> **Task details**: Output the entries word for word. Omit images.

> **Records**:
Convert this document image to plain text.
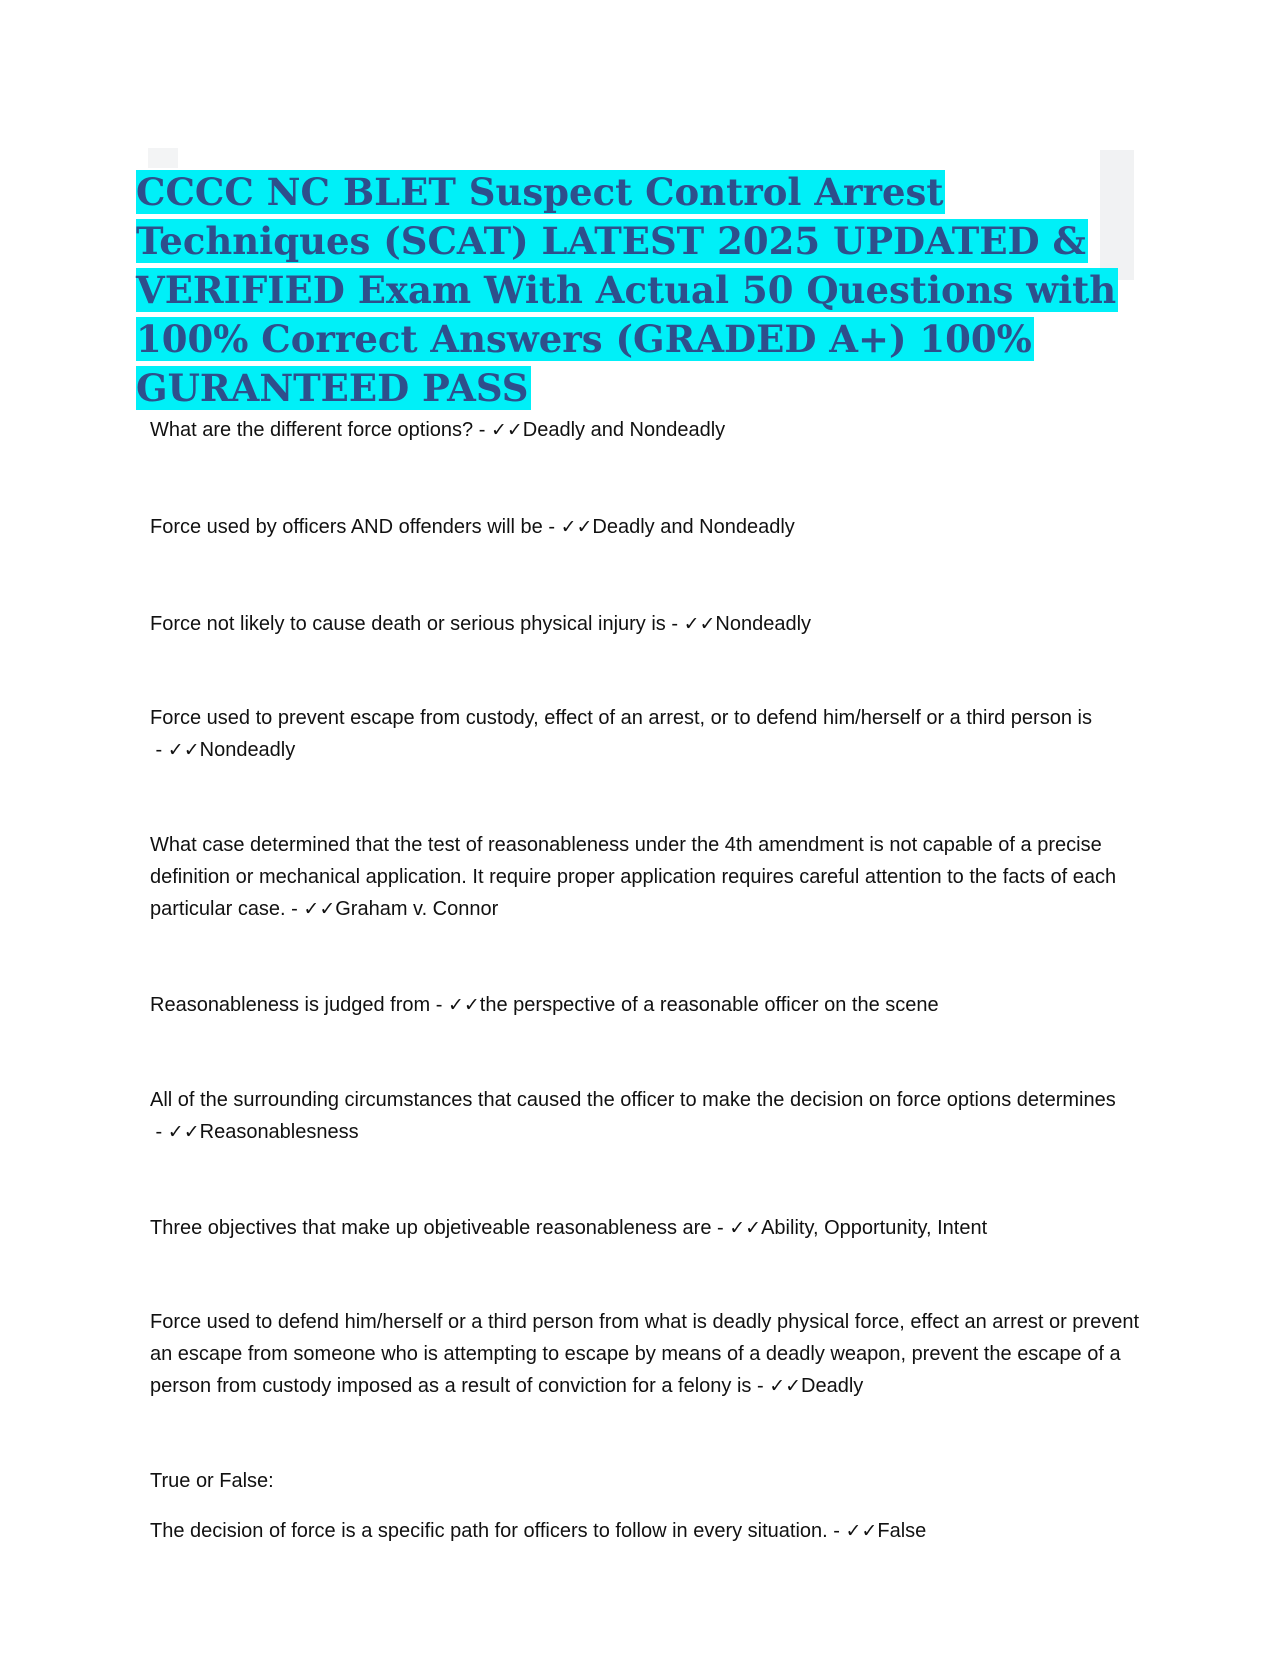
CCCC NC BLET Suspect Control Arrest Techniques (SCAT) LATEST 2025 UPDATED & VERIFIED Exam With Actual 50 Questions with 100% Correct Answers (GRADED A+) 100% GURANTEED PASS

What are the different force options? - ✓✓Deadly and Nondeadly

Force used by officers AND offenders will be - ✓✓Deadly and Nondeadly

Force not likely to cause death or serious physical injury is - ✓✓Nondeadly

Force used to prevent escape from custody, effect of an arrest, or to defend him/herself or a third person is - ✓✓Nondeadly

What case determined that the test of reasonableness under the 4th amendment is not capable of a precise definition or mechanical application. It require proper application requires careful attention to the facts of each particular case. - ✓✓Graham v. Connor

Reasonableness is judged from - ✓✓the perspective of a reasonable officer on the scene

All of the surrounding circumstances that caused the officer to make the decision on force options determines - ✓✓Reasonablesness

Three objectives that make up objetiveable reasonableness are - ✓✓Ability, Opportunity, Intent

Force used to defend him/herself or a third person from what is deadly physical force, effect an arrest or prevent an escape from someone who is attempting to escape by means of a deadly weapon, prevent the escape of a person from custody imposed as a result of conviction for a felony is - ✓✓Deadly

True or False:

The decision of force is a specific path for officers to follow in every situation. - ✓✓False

> **Result**:
Convert this document image to plain text.
CCCC NC BLET Suspect Control Arrest Techniques (SCAT) LATEST 2025 UPDATED & VERIFIED Exam With Actual 50 Questions with 100% Correct Answers (GRADED A+) 100% GURANTEED PASS

What are the different force options? - ✓✓Deadly and Nondeadly

Force used by officers AND offenders will be - ✓✓Deadly and Nondeadly

Force not likely to cause death or serious physical injury is - ✓✓Nondeadly

Force used to prevent escape from custody, effect of an arrest, or to defend him/herself or a third person is - ✓✓Nondeadly

What case determined that the test of reasonableness under the 4th amendment is not capable of a precise definition or mechanical application. It require proper application requires careful attention to the facts of each particular case. - ✓✓Graham v. Connor

Reasonableness is judged from - ✓✓the perspective of a reasonable officer on the scene

All of the surrounding circumstances that caused the officer to make the decision on force options determines - ✓✓Reasonablesness

Three objectives that make up objetiveable reasonableness are - ✓✓Ability, Opportunity, Intent

Force used to defend him/herself or a third person from what is deadly physical force, effect an arrest or prevent an escape from someone who is attempting to escape by means of a deadly weapon, prevent the escape of a person from custody imposed as a result of conviction for a felony is - ✓✓Deadly

True or False:

The decision of force is a specific path for officers to follow in every situation. - ✓✓False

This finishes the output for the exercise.